**Passage provided:**
If the stairs are textured giving it something to grab onto to propel it forward, snakes can climb stairs. (For example a low, wide set of brick stairs) Though they can even climb textured walls, snakes rarely enter homes in this manner. A snake needs to propel itself forward by gripping the surface upon which it is resting so the odd shape of stairs as well as the step overhang present on most stairs would likely deter most snakes from attempting to climb them. Snakes are more likely to enter the home through any outside opening that is larger than a quarter such as cracks in foundation or low lying drying vents.
Can Snakes Climb?
Though stairs are not the first objects that come to mind when considering a snake’s climbing abilities, many snakes climb trees in search of prey. They are able to climb vertically by gripping the bark of the trunk and branches to propel them forward. A recent study conducted at the University of Cincinnati demonstrated that snakes, even large snakes such as the boa constrictor, can climb rope hanging vertically.
How Do Snakes Move?

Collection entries
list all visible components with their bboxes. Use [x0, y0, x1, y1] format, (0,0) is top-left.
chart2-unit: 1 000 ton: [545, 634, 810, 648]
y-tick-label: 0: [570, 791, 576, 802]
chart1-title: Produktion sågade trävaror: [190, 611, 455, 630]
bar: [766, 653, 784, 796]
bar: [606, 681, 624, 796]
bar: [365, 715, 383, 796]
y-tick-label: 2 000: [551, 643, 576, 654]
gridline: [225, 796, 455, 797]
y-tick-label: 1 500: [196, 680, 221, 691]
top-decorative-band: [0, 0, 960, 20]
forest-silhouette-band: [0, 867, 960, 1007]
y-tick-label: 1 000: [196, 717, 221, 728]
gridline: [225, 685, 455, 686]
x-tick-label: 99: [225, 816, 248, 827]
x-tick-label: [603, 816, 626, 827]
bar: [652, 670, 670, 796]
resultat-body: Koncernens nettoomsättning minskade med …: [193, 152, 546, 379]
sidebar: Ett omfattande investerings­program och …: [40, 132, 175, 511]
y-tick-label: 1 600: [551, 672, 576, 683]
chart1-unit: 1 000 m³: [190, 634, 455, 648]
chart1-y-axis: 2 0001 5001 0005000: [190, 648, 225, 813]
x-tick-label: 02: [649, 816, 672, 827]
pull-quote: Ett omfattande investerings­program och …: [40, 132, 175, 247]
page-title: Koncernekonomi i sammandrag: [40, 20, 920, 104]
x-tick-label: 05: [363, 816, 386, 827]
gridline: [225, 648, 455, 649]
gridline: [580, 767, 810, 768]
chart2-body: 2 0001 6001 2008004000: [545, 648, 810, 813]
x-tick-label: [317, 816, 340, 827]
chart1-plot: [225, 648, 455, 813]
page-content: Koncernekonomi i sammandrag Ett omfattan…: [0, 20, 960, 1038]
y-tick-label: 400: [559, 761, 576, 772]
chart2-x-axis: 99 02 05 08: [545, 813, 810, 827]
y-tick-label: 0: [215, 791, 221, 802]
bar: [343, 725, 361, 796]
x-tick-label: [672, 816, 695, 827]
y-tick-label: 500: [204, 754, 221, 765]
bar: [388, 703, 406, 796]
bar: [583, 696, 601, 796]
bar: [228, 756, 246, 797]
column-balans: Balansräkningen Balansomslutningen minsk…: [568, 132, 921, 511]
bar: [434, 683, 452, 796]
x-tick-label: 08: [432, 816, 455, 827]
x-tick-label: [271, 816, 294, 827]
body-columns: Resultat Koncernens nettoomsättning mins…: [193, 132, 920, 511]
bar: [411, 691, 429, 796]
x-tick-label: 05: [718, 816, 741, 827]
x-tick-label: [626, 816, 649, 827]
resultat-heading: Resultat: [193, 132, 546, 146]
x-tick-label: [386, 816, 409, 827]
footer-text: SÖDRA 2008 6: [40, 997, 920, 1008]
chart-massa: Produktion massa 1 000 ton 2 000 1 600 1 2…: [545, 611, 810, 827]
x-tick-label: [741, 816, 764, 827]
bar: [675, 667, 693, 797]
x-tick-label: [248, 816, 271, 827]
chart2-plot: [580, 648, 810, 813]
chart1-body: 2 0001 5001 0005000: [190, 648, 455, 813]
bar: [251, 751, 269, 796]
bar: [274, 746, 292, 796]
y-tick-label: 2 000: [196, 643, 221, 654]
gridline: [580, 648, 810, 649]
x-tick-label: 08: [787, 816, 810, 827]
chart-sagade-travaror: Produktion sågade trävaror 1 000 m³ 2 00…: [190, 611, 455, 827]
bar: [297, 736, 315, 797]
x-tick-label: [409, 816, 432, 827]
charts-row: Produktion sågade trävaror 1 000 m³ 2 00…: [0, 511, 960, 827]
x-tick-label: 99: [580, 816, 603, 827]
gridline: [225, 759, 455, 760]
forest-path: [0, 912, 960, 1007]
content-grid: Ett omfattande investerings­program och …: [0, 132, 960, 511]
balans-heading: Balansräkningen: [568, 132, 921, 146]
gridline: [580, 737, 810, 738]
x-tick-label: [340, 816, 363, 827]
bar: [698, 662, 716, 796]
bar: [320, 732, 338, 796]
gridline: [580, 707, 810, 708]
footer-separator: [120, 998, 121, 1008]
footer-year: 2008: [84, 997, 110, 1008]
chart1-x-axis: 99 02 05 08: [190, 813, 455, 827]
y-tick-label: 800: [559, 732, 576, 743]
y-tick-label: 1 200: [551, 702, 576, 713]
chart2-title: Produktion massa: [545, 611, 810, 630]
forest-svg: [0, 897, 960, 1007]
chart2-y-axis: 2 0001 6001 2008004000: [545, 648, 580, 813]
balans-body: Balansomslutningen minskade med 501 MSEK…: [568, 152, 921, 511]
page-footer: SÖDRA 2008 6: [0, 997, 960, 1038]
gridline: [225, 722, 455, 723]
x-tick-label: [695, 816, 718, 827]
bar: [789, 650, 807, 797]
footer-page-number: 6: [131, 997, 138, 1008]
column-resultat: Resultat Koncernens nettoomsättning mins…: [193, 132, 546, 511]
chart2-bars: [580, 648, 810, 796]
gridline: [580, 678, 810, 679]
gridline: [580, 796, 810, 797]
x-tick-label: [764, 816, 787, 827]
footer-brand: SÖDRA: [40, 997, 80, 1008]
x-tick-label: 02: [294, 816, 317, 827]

**Prompt 1:**
In the passage on snakes climbing stairs, what size must an outside opening exceed for a snake to be more likely to enter a home through it?
**Prompt 2:**
Please continue the passage on snakes climbing stairs from where it stops.
The entries are separate material from the text on snakes climbing stairs.

**Exercise response 1:**
Larger than a quarter.

**Exercise response 2:**
In order to understand how snakes can climb, it is important to understand how it uses its unique anatomy for location. Snakes primarily employ four gaits of movement lateral undulation, concertina, rectilinear, and sidewinding.
Lateral undulation, also called serpentine locomotion, is the motion that likely comes to mind when you think of the word slithering. With this movement the snake uses it dorsal muscles to bend portions of its body in waves to push itself off of an object in order to propel forward. It will continue to propel forward following the path of the head and neck.
Concertina locomotion involves the snake bunching itself up then propelling itself forward. Snakes use this movement when they are in tight places such as tunnels.
Rectilinear location, as the name implies, is movement in a straight line. In order for the snake to accomplish this, it uses the scales on its underside to grip the ground in multiple spots and pull itself forward.
Sidewinding moves the snake’s body in a diagonal pattern. The movement itself is similar to lateral undulation except the snake lifts portions of its body off the ground. Rather than the head remaining in one path, the snake throws it forward while the remainder of the body follows, which accounts for the diagonal path.